#### Problem to work on:
Pull each line containing "more" out of the data and copy it.

#### Records from a dataset:
· · · ·

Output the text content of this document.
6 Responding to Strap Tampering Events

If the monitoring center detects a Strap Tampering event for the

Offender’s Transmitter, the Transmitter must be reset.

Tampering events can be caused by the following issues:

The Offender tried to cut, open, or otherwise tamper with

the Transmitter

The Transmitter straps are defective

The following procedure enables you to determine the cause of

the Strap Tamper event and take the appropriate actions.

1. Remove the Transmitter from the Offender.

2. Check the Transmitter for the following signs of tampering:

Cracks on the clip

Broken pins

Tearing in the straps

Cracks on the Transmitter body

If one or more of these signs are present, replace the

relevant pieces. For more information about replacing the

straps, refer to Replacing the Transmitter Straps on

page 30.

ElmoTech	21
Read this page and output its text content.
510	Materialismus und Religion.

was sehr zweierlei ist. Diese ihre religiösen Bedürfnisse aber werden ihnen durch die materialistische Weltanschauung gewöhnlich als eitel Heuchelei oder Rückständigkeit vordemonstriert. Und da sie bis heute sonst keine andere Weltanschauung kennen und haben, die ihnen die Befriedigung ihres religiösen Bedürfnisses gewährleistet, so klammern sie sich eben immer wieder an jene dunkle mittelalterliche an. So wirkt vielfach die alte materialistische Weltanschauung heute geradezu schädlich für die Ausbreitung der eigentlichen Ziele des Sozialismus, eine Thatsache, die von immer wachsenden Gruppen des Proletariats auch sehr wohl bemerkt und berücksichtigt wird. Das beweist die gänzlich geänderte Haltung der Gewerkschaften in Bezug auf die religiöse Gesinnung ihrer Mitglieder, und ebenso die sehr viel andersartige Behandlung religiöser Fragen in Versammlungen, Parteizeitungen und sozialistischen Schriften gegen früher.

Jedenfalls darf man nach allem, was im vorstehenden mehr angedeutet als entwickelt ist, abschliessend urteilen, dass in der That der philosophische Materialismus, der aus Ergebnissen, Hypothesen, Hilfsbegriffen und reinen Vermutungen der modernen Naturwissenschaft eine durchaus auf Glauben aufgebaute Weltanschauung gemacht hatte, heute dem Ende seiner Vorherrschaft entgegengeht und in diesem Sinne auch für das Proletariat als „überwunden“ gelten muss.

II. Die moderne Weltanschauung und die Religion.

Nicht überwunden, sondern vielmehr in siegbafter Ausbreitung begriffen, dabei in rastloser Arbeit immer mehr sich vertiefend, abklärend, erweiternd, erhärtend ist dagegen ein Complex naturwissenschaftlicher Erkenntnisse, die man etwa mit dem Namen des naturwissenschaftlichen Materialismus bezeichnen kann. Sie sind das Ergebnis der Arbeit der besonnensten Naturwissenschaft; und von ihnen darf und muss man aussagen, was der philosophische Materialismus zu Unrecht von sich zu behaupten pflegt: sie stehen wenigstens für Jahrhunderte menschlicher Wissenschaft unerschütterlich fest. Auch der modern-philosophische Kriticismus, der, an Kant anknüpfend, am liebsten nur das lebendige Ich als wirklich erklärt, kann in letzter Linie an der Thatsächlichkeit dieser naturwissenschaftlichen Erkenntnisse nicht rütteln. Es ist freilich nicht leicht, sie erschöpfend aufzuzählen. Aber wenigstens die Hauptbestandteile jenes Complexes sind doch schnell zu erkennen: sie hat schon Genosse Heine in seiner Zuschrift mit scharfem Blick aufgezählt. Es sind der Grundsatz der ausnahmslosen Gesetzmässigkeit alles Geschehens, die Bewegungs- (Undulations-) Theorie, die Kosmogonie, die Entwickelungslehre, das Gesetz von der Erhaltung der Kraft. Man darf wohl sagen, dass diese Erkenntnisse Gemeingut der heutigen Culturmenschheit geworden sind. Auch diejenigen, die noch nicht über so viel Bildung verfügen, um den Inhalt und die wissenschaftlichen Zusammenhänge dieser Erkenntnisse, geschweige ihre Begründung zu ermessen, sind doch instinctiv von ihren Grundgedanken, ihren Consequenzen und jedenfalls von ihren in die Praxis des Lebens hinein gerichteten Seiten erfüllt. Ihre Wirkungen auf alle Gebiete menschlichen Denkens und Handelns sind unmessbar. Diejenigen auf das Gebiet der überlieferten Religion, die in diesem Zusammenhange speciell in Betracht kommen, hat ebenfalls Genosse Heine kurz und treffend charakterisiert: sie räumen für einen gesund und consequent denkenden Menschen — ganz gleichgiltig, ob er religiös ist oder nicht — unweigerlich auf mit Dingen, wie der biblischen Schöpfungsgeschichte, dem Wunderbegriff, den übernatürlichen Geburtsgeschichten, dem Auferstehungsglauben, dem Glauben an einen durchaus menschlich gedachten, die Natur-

· · · ·

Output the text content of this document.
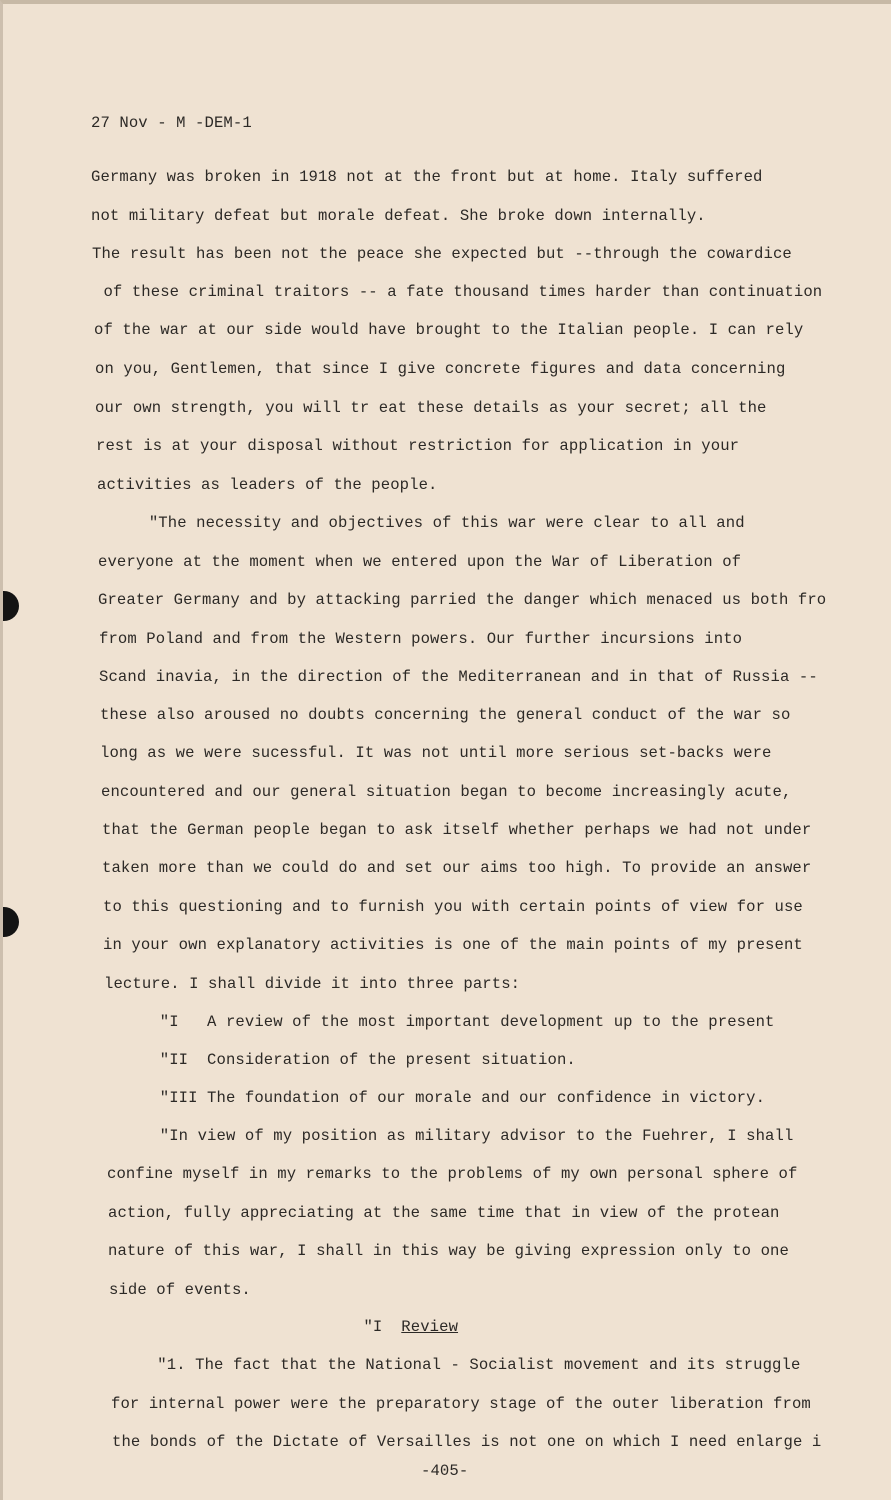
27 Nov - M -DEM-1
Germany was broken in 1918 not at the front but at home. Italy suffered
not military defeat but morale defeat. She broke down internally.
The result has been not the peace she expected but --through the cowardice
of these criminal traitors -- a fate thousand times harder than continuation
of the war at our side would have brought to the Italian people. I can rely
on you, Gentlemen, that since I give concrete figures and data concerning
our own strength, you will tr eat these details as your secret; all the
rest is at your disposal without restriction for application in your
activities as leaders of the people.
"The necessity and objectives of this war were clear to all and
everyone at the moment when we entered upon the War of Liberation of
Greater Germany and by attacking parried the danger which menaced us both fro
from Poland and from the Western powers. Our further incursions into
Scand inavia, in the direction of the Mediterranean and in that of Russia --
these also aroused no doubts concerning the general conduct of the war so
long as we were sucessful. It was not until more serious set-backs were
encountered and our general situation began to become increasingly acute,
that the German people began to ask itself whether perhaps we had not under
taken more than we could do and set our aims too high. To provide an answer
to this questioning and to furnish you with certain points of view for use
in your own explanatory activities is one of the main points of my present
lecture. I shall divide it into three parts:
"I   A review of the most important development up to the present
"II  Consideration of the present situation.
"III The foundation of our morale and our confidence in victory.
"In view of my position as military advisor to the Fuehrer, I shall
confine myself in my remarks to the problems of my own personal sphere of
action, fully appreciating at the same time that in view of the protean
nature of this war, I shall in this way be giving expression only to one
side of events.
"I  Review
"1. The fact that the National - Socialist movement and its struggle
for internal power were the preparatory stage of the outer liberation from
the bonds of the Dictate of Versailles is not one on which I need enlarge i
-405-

· · · ·

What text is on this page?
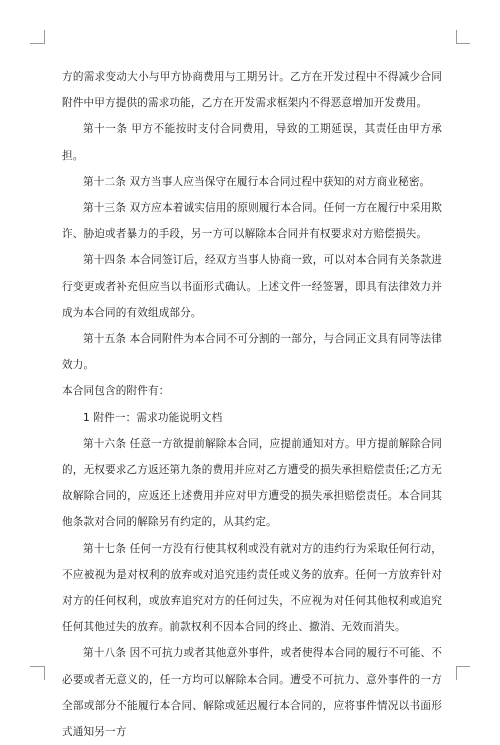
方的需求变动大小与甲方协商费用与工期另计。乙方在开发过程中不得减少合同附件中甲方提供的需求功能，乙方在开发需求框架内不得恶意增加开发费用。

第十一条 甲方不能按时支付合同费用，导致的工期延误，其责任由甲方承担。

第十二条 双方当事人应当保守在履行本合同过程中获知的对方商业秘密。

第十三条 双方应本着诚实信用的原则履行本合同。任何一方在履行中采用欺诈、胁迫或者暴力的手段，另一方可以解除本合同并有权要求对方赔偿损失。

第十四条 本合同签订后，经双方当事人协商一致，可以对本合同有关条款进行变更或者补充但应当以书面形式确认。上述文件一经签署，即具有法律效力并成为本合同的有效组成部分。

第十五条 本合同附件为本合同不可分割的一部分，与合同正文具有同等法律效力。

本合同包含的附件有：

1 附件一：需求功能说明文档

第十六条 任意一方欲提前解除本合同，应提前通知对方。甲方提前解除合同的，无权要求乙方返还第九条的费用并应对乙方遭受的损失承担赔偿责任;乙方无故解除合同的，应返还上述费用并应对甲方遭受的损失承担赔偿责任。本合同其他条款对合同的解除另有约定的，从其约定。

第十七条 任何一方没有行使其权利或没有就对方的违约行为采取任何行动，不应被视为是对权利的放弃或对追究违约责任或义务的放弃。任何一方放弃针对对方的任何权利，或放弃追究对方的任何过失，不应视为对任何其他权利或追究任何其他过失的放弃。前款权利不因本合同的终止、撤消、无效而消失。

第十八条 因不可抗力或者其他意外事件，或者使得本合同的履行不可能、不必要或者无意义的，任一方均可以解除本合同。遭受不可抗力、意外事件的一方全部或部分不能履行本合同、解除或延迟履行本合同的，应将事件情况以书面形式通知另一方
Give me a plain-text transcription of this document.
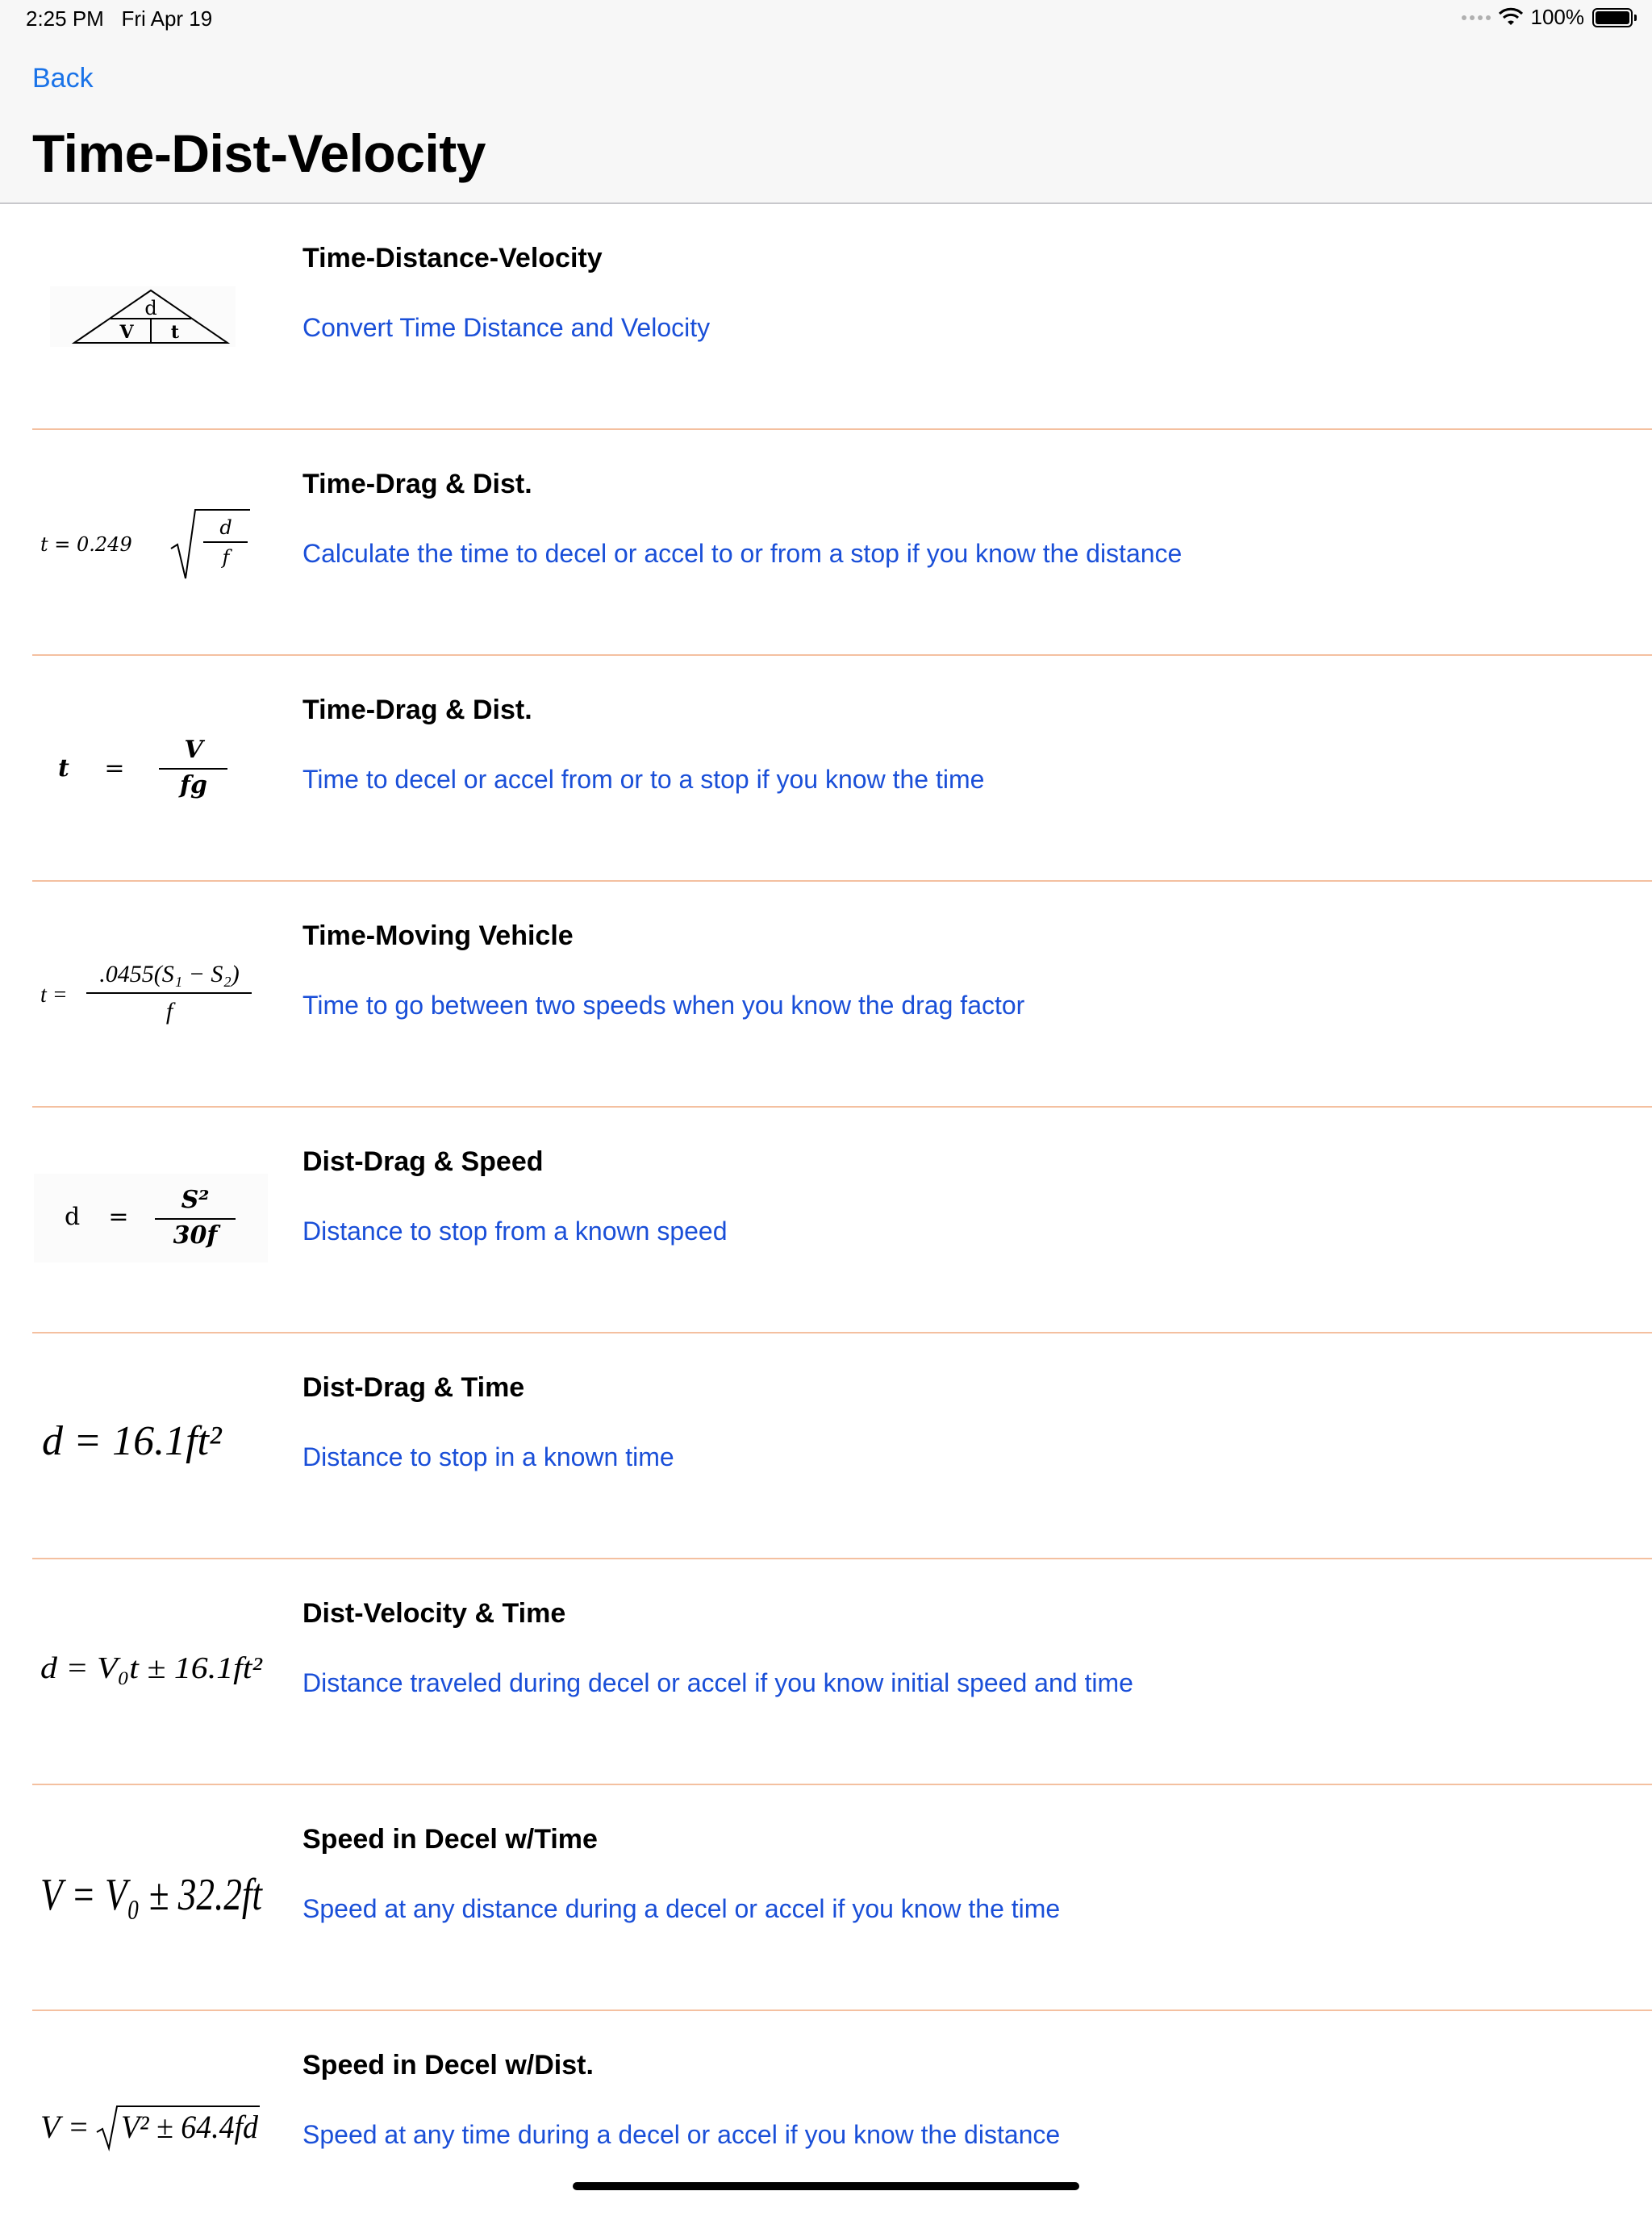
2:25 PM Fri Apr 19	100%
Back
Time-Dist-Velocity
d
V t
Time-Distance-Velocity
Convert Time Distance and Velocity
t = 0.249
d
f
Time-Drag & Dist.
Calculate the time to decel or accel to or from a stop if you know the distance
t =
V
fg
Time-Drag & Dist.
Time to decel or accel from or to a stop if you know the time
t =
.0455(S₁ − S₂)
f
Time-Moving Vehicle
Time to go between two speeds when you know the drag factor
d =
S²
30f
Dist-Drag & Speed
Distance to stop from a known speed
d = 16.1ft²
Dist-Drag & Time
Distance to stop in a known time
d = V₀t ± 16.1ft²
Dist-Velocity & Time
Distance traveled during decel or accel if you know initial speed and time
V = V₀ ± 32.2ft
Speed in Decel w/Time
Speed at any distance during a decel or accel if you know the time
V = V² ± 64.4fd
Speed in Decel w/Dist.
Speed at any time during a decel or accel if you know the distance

· · · ·

#### Final answer:
If one or more of these signs are present, replace the
relevant pieces. For more information about replacing the
long as we were sucessful. It was not until more serious set-backs were
taken more than we could do and set our aims too high. To provide an answer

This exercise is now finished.